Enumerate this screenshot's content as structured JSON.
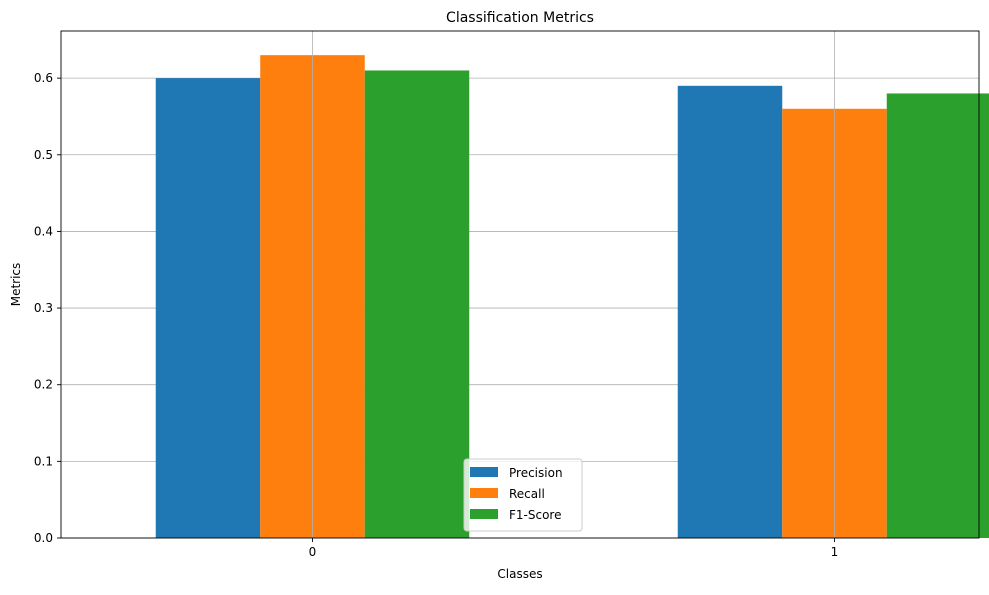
{
  "chart_data": {
    "type": "bar",
    "title": "Classification Metrics",
    "xlabel": "Classes",
    "ylabel": "Metrics",
    "categories": [
      "0",
      "1"
    ],
    "series": [
      {
        "name": "Precision",
        "color": "#1f77b4",
        "values": [
          0.6,
          0.59
        ]
      },
      {
        "name": "Recall",
        "color": "#ff7f0e",
        "values": [
          0.63,
          0.56
        ]
      },
      {
        "name": "F1-Score",
        "color": "#2ca02c",
        "values": [
          0.61,
          0.58
        ]
      }
    ],
    "ylim": [
      0,
      0.6615
    ],
    "yticks": [
      0.0,
      0.1,
      0.2,
      0.3,
      0.4,
      0.5,
      0.6
    ],
    "ytick_labels": [
      "0.0",
      "0.1",
      "0.2",
      "0.3",
      "0.4",
      "0.5",
      "0.6"
    ],
    "grid": true,
    "legend_position": "bottom-center"
  }
}
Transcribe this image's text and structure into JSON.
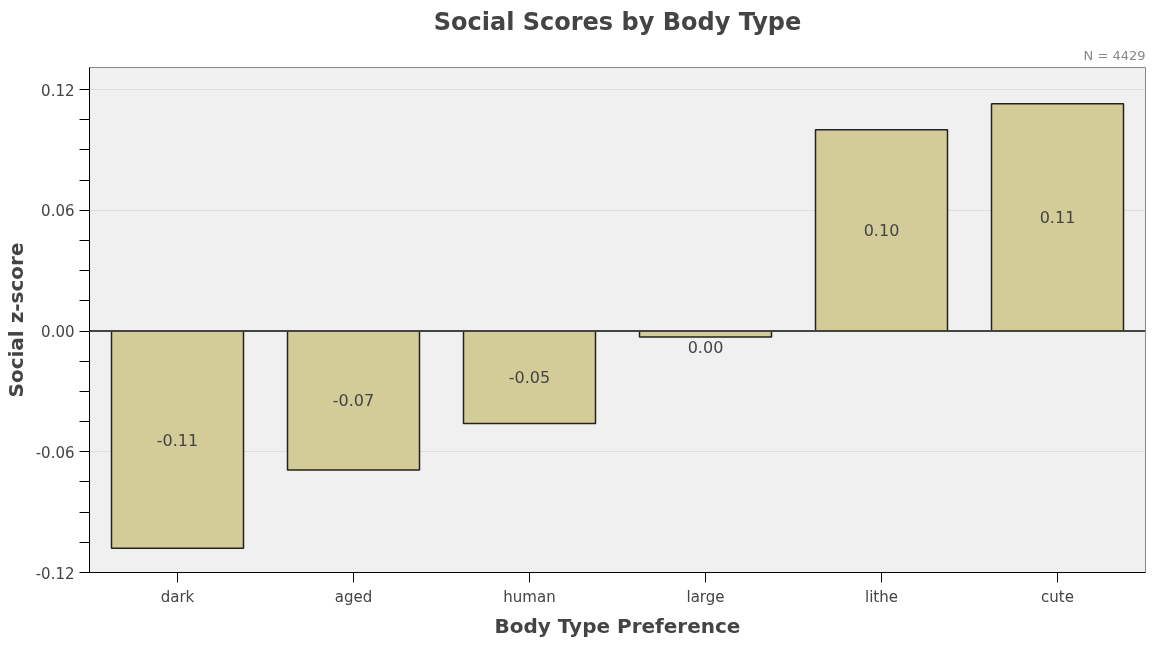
{
  "chart_data": {
    "type": "bar",
    "title": "Social Scores by Body Type",
    "xlabel": "Body Type Preference",
    "ylabel": "Social z-score",
    "annotations": [
      "N = 4429"
    ],
    "categories": [
      "dark",
      "aged",
      "human",
      "large",
      "lithe",
      "cute"
    ],
    "values": [
      -0.108,
      -0.069,
      -0.046,
      -0.003,
      0.1,
      0.113
    ],
    "value_labels": [
      "-0.11",
      "-0.07",
      "-0.05",
      "0.00",
      "0.10",
      "0.11"
    ],
    "color": "#d3cc98",
    "ylim": [
      -0.12,
      0.131
    ],
    "yticks": [
      -0.12,
      {
        "value": -0.105,
        "label": null
      },
      {
        "value": -0.09,
        "label": null
      },
      {
        "value": -0.075,
        "label": null
      },
      -0.06,
      {
        "value": -0.045,
        "label": null
      },
      {
        "value": -0.03,
        "label": null
      },
      {
        "value": -0.015,
        "label": null
      },
      {
        "value": 0,
        "label": "0.00"
      },
      {
        "value": 0.015,
        "label": null
      },
      {
        "value": 0.03,
        "label": null
      },
      {
        "value": 0.045,
        "label": null
      },
      0.06,
      {
        "value": 0.075,
        "label": null
      },
      {
        "value": 0.09,
        "label": null
      },
      {
        "value": 0.105,
        "label": null
      },
      0.12
    ],
    "grid": "y",
    "ref_lines": [
      {
        "axis": "y",
        "value": 0,
        "color": "#444444"
      }
    ]
  }
}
- - - -
Every line of the material is to be quoted exactly, with no pictures carried over.

▶ _Right answer_:
Enumerate this screenshot's content as structured JSON.
{
  "chart_data": {
    "type": "bar",
    "title": "Classification Metrics",
    "xlabel": "Classes",
    "ylabel": "Metrics",
    "categories": [
      "0",
      "1"
    ],
    "series": [
      {
        "name": "Precision",
        "color": "#1f77b4",
        "values": [
          0.6,
          0.59
        ]
      },
      {
        "name": "Recall",
        "color": "#ff7f0e",
        "values": [
          0.63,
          0.56
        ]
      },
      {
        "name": "F1-Score",
        "color": "#2ca02c",
        "values": [
          0.61,
          0.58
        ]
      }
    ],
    "ylim": [
      0,
      0.6615
    ],
    "yticks": [
      0.0,
      0.1,
      0.2,
      0.3,
      0.4,
      0.5,
      0.6
    ],
    "ytick_labels": [
      "0.0",
      "0.1",
      "0.2",
      "0.3",
      "0.4",
      "0.5",
      "0.6"
    ],
    "grid": true,
    "legend_position": "bottom-center"
  }
}
Transcribe this image's text and structure into JSON.
{
  "chart_data": {
    "type": "bar",
    "title": "Social Scores by Body Type",
    "xlabel": "Body Type Preference",
    "ylabel": "Social z-score",
    "annotations": [
      "N = 4429"
    ],
    "categories": [
      "dark",
      "aged",
      "human",
      "large",
      "lithe",
      "cute"
    ],
    "values": [
      -0.108,
      -0.069,
      -0.046,
      -0.003,
      0.1,
      0.113
    ],
    "value_labels": [
      "-0.11",
      "-0.07",
      "-0.05",
      "0.00",
      "0.10",
      "0.11"
    ],
    "color": "#d3cc98",
    "ylim": [
      -0.12,
      0.131
    ],
    "yticks": [
      -0.12,
      {
        "value": -0.105,
        "label": null
      },
      {
        "value": -0.09,
        "label": null
      },
      {
        "value": -0.075,
        "label": null
      },
      -0.06,
      {
        "value": -0.045,
        "label": null
      },
      {
        "value": -0.03,
        "label": null
      },
      {
        "value": -0.015,
        "label": null
      },
      {
        "value": 0,
        "label": "0.00"
      },
      {
        "value": 0.015,
        "label": null
      },
      {
        "value": 0.03,
        "label": null
      },
      {
        "value": 0.045,
        "label": null
      },
      0.06,
      {
        "value": 0.075,
        "label": null
      },
      {
        "value": 0.09,
        "label": null
      },
      {
        "value": 0.105,
        "label": null
      },
      0.12
    ],
    "grid": "y",
    "ref_lines": [
      {
        "axis": "y",
        "value": 0,
        "color": "#444444"
      }
    ]
  }
}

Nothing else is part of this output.